> _WORK TO BE COMPLETED_:
Show all lines of the listing that hold the word "CREATE".

> _MATERIAL PROVIDED_:
————————

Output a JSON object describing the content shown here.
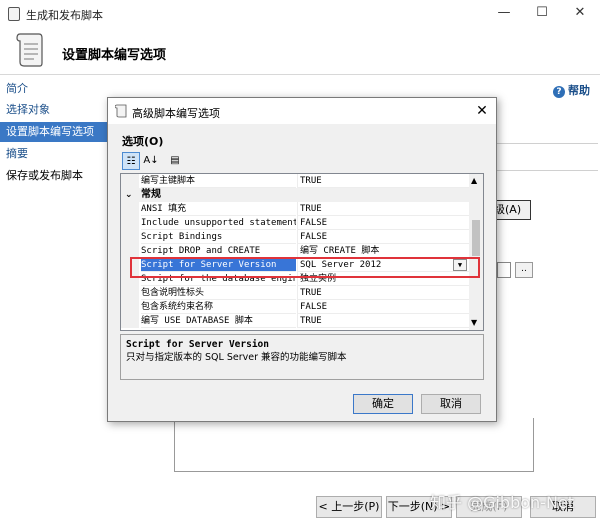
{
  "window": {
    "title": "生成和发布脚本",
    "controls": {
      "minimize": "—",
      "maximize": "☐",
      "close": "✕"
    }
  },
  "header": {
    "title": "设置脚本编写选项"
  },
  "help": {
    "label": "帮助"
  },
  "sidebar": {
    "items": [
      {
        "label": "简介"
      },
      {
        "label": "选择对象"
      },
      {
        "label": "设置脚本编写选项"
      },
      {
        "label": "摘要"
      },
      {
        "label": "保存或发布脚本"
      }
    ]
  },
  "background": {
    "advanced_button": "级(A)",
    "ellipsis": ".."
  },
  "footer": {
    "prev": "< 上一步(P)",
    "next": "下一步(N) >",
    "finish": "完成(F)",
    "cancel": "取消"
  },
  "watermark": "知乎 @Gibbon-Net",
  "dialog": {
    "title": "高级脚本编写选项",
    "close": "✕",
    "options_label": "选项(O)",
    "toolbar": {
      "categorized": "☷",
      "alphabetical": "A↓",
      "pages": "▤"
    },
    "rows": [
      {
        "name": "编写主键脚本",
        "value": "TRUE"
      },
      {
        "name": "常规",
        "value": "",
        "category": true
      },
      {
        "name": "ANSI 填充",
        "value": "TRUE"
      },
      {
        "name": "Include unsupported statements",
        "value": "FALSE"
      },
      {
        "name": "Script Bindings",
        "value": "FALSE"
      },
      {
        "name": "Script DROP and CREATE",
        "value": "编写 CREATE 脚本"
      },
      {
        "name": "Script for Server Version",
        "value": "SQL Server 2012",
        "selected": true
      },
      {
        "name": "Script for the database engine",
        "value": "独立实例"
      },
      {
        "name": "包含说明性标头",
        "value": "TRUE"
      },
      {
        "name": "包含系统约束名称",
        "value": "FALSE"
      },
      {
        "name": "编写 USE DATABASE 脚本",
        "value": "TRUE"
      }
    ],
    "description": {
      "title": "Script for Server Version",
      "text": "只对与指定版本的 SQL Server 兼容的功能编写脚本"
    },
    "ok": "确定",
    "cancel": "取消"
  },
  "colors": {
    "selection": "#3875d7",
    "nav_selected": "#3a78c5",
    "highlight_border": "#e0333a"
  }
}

————————

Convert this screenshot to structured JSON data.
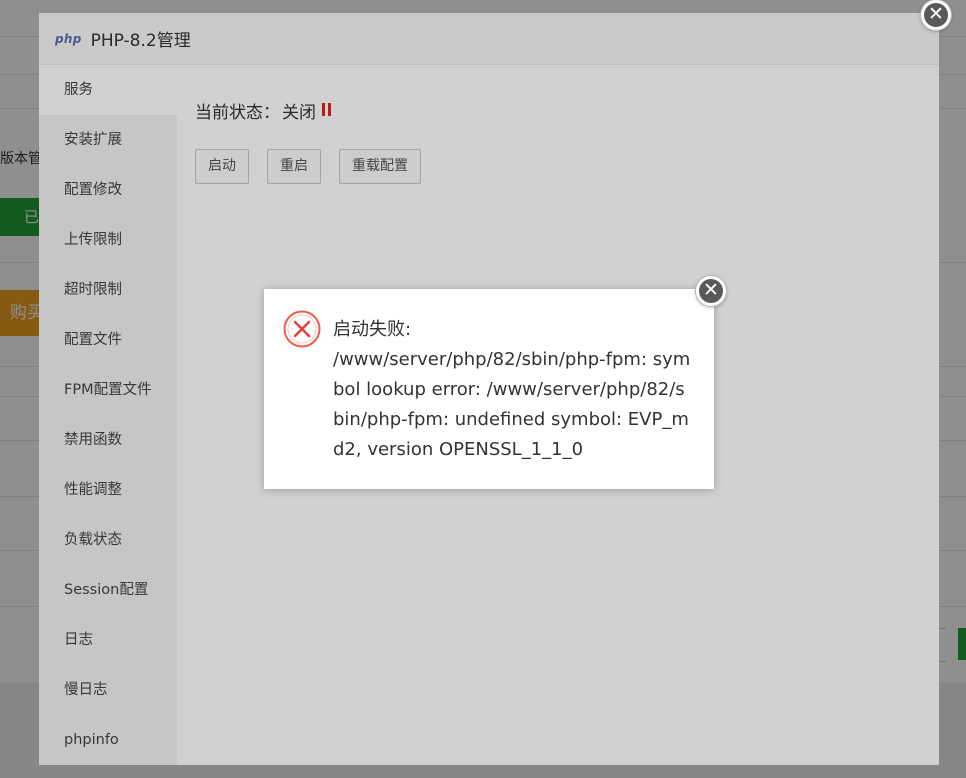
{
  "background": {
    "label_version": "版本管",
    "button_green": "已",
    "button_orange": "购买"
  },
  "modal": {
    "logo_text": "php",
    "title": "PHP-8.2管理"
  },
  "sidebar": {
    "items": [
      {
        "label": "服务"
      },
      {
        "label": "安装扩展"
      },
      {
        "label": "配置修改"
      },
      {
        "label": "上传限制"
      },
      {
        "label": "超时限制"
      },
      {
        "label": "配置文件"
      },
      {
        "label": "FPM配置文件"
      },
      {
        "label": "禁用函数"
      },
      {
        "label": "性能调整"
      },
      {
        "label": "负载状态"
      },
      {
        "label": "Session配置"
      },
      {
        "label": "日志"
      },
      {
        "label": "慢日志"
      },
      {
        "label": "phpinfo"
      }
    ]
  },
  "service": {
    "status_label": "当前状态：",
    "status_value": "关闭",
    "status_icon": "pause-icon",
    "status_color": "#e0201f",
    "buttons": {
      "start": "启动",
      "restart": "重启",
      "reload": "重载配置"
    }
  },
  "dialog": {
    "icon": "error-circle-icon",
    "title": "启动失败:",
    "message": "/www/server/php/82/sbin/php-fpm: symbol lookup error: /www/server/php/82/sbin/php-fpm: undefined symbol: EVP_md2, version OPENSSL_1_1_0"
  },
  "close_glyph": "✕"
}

————————

> _RESULT_:
        "name": "Script DROP and CREATE",
        "value": "编写 CREATE 脚本"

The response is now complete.